WHAT THE TASK ASKS – Copy out each line below that has the word "folder" in it.
▬▬▬▬▬▬▬▬▬▬
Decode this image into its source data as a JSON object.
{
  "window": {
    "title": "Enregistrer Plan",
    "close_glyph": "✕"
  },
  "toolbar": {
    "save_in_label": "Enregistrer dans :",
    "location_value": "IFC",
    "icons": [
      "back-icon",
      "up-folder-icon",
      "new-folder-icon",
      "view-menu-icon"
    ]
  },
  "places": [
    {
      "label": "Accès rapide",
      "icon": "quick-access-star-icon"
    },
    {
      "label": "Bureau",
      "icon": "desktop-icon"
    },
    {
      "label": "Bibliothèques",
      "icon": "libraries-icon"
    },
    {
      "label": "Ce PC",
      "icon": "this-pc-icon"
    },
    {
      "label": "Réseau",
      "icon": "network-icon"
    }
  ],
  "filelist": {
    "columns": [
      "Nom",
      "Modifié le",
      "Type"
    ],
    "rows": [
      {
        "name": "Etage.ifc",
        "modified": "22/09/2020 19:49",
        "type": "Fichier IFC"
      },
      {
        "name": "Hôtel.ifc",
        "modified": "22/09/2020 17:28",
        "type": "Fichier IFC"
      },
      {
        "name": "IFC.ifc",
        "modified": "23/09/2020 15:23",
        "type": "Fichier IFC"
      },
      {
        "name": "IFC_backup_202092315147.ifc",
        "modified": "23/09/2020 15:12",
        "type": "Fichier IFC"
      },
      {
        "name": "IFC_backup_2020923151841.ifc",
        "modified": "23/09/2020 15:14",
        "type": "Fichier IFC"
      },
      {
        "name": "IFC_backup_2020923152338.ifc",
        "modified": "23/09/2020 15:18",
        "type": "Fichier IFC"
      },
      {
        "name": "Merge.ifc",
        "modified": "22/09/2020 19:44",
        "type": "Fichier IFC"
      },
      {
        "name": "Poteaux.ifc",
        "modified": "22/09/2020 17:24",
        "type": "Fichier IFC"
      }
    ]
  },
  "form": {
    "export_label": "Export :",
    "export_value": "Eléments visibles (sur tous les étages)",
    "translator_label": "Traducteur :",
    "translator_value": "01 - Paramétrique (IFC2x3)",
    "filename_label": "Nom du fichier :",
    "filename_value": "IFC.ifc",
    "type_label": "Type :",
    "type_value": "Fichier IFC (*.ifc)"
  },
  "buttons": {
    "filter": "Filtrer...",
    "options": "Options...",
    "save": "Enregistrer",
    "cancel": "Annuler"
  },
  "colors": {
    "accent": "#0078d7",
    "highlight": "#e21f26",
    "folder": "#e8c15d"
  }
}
▬▬▬▬▬▬▬▬▬▬
RESULT –
      "up-folder-icon",
      "new-folder-icon",
    "folder": "#e8c15d"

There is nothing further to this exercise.